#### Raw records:
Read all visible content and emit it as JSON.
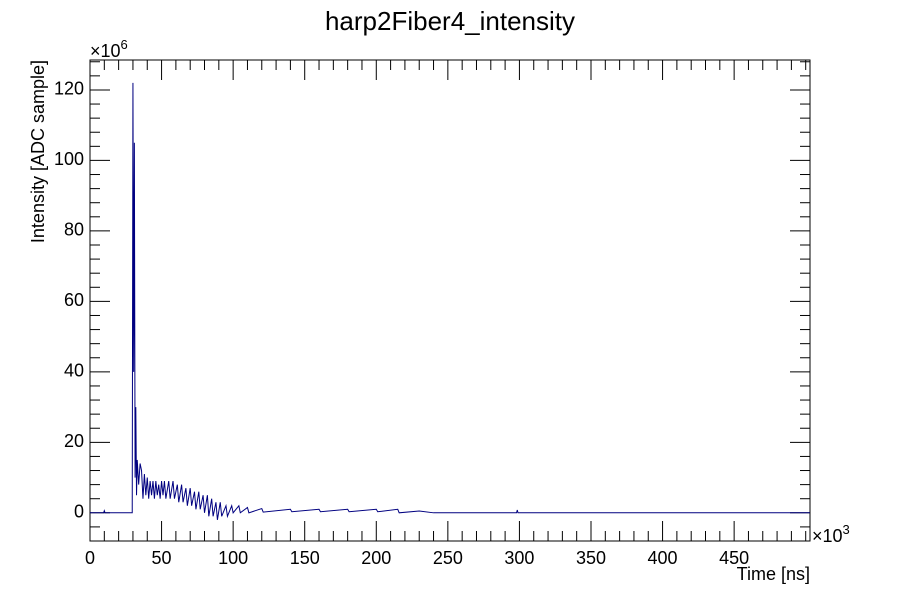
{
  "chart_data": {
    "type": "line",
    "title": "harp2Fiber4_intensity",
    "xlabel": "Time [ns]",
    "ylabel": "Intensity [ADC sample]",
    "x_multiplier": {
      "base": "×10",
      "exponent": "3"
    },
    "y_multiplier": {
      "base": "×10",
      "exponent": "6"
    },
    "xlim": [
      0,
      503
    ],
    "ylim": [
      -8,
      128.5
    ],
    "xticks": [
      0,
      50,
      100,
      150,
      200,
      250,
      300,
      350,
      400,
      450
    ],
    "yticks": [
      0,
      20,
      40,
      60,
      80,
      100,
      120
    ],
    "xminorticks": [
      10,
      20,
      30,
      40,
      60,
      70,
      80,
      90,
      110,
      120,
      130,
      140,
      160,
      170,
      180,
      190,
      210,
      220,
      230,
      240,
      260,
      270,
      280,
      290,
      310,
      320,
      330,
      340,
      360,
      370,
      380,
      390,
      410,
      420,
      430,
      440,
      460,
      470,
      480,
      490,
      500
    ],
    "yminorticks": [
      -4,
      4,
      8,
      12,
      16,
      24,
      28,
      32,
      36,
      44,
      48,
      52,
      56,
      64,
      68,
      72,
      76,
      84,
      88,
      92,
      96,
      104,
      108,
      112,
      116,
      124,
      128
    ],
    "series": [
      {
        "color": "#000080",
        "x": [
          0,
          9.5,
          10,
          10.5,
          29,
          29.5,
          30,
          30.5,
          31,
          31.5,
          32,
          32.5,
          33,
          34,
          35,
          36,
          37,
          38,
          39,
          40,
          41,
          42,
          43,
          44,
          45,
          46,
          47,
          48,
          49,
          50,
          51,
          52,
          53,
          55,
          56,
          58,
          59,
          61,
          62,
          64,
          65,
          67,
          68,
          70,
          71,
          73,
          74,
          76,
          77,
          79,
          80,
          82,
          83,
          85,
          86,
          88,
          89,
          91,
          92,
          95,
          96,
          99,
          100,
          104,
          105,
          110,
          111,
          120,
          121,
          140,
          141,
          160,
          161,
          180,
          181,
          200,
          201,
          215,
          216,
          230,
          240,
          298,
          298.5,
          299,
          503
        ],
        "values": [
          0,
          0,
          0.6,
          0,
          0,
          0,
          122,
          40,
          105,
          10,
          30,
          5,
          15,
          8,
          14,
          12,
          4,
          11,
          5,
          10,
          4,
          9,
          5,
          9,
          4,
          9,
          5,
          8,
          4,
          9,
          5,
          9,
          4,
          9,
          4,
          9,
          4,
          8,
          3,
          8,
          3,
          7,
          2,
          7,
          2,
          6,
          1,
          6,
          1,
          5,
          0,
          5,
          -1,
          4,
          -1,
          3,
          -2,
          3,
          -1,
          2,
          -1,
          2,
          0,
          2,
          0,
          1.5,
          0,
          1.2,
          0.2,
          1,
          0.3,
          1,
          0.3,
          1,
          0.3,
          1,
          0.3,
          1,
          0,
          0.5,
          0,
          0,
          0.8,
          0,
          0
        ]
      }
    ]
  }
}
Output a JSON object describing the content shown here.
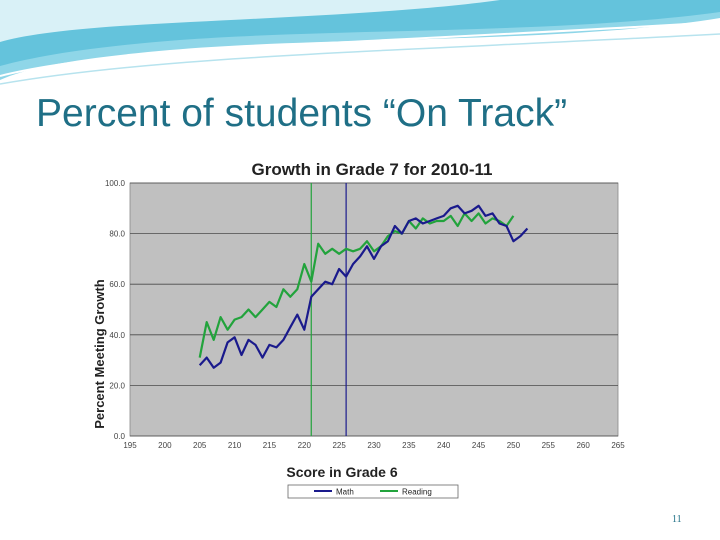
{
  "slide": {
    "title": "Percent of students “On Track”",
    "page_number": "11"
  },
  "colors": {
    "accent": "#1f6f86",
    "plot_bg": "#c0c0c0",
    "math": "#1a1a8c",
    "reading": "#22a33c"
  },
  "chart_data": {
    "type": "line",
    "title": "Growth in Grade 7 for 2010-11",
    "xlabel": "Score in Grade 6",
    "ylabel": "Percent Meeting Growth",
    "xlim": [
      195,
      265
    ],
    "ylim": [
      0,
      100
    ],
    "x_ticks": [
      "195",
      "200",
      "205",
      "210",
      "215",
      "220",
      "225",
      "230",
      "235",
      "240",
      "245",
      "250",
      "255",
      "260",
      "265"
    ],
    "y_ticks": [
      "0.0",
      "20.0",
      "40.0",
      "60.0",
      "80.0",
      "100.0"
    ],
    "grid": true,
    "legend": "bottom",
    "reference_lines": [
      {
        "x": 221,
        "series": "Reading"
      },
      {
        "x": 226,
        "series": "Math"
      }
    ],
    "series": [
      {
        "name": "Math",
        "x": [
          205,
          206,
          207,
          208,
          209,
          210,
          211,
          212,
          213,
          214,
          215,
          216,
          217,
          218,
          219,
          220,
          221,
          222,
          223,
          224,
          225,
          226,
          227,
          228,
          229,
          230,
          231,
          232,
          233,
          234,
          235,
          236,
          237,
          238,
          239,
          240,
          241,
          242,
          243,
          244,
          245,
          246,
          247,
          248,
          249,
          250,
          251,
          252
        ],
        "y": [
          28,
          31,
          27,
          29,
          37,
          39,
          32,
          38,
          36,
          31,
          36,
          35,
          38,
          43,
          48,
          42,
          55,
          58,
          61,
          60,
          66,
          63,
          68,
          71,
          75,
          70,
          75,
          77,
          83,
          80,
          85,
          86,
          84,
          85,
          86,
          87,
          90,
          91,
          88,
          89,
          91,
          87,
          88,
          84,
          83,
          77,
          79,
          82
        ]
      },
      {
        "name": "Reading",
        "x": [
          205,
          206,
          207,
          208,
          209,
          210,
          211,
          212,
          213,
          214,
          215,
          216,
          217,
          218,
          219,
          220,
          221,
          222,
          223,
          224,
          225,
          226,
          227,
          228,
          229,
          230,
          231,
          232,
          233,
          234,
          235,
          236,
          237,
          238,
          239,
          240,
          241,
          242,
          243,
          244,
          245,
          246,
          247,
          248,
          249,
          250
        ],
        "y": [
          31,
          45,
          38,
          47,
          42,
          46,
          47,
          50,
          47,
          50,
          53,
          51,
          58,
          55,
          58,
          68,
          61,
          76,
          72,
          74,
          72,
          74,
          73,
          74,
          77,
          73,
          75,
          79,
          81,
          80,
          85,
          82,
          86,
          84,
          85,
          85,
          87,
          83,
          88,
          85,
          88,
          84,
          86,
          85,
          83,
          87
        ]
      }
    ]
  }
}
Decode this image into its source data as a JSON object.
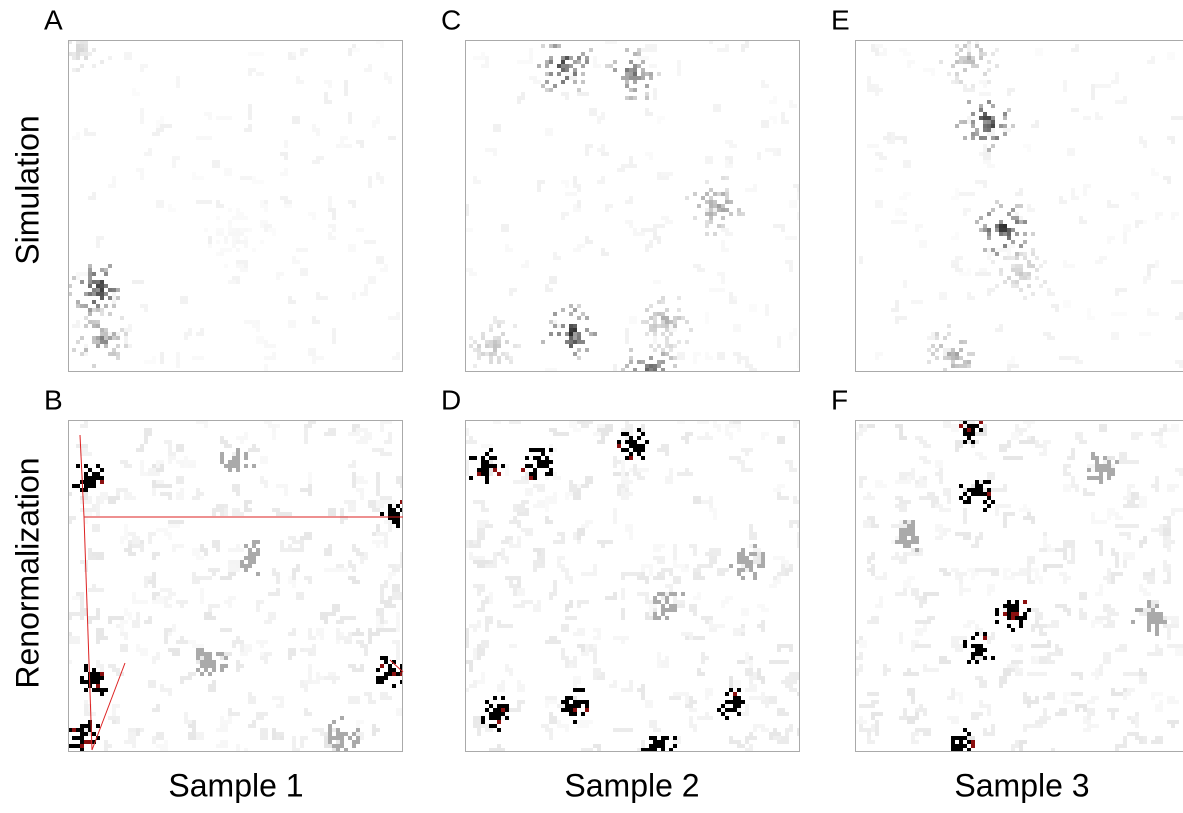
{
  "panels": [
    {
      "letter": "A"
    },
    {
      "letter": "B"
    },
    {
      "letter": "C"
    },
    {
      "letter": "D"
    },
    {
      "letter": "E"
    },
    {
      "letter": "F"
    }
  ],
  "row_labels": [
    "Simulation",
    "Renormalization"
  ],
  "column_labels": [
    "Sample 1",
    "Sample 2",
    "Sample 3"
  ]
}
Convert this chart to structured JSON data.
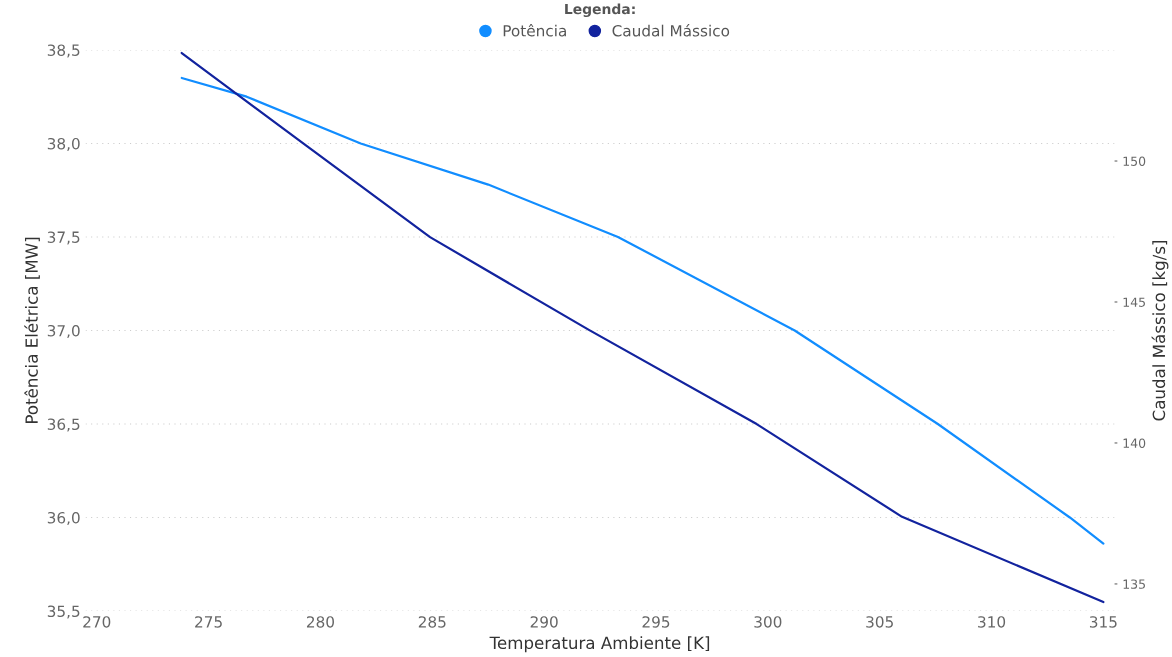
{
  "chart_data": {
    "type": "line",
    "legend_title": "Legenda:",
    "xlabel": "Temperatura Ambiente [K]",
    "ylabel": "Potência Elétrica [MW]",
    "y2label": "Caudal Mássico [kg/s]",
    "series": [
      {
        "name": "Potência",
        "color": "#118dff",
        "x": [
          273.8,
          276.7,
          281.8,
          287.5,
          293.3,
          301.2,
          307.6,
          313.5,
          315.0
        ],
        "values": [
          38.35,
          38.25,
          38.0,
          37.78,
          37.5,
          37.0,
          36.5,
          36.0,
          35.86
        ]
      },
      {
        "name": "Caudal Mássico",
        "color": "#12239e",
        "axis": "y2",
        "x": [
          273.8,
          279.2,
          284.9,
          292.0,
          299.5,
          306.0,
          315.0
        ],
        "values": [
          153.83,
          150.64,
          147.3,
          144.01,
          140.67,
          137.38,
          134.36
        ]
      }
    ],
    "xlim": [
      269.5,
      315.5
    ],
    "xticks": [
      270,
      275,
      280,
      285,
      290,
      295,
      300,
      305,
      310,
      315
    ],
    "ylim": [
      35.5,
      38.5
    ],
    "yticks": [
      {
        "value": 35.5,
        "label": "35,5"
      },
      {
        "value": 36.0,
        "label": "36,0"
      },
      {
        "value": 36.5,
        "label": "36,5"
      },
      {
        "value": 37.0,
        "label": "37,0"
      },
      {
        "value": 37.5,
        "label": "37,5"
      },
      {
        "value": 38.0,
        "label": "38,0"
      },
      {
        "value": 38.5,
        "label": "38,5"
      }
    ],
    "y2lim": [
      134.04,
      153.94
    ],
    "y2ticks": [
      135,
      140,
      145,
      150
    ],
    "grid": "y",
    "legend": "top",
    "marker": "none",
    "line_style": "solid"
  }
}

#### What to do:
Track down every line of the material containing the string "Grade", and copy it.

#### Result of this task:
    "title": "Growth in Grade 7 for 2010-11",
    "xlabel": "Score in Grade 6",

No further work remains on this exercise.